### INFORMATION GIVEN ###

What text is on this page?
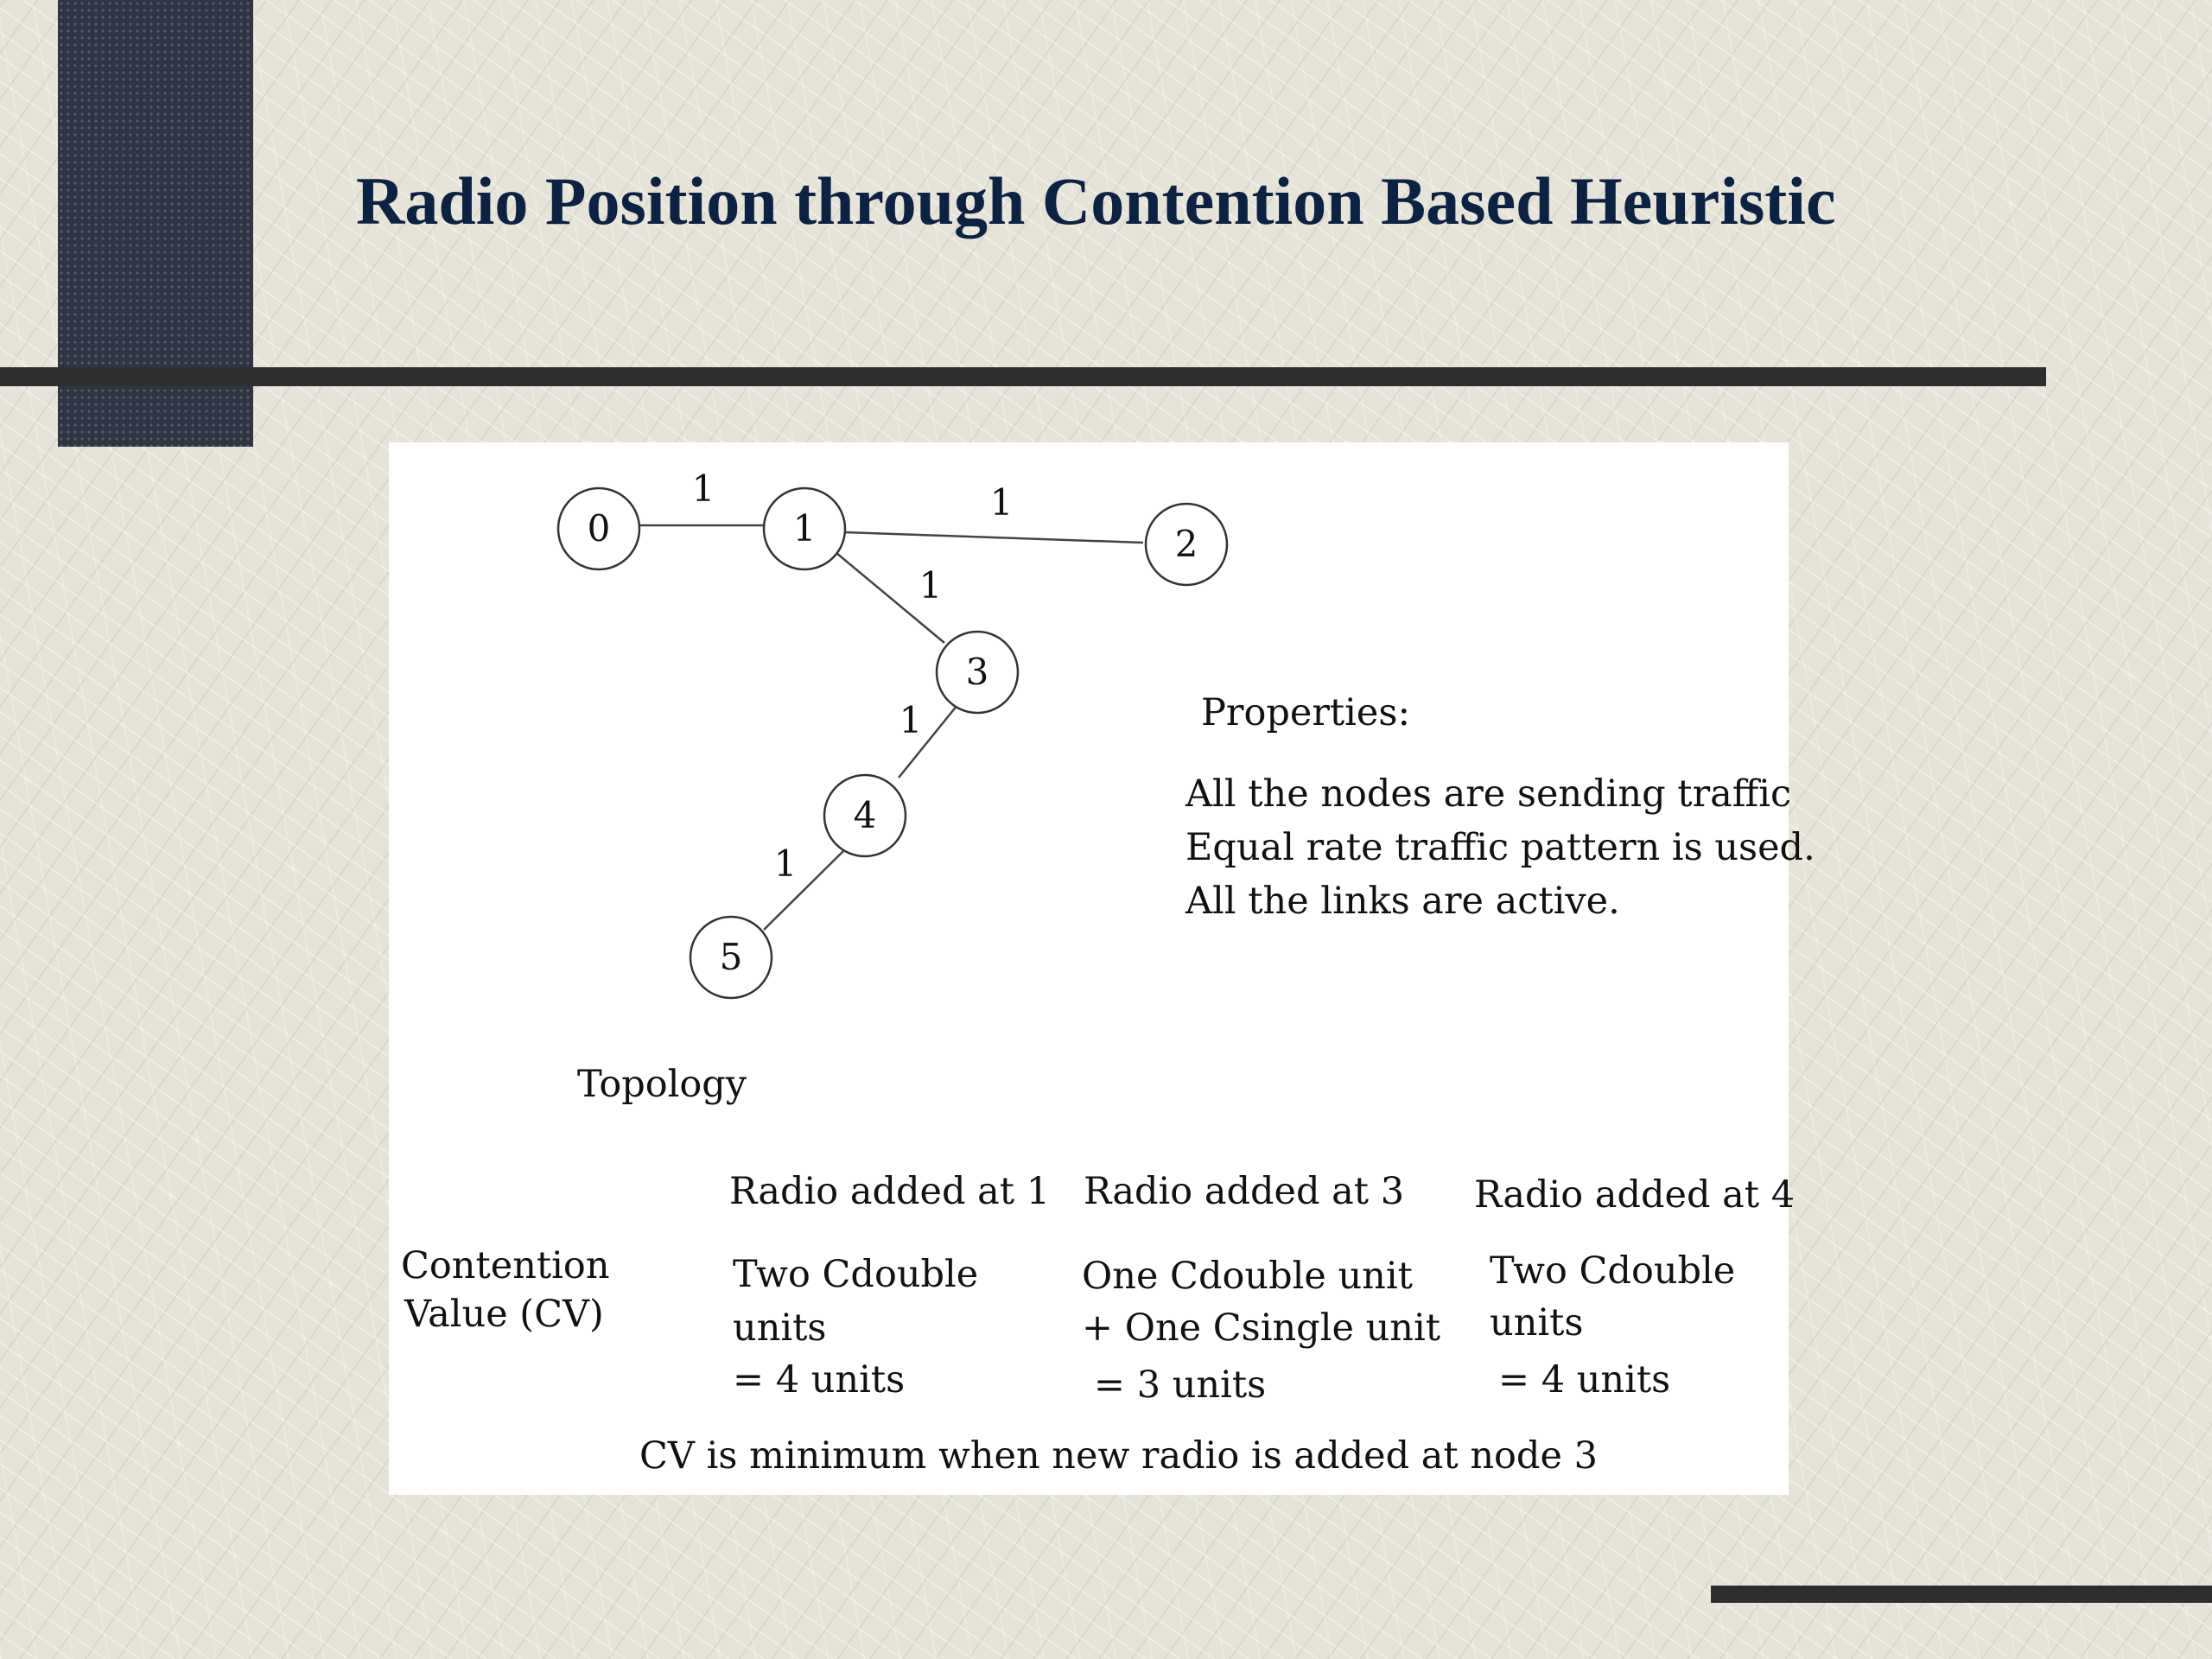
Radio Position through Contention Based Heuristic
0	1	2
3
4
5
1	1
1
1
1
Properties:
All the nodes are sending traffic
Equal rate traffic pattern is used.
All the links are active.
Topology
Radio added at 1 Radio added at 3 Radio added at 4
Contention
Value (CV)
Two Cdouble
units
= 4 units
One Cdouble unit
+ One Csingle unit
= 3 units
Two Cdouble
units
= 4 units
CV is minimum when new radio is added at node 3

###

WHAT IS REQUIRED: Repeat the material above word for word and skip every image in it.

TASK OUTPUT:
What text is on this page?
Radio Position through Contention Based Heuristic
0	1	2
3
4
5
1	1
1
1
1
Properties:
All the nodes are sending traffic
Equal rate traffic pattern is used.
All the links are active.
Topology
Radio added at 1 Radio added at 3 Radio added at 4
Contention
Value (CV)
Two Cdouble
units
= 4 units
One Cdouble unit
+ One Csingle unit
= 3 units
Two Cdouble
units
= 4 units
CV is minimum when new radio is added at node 3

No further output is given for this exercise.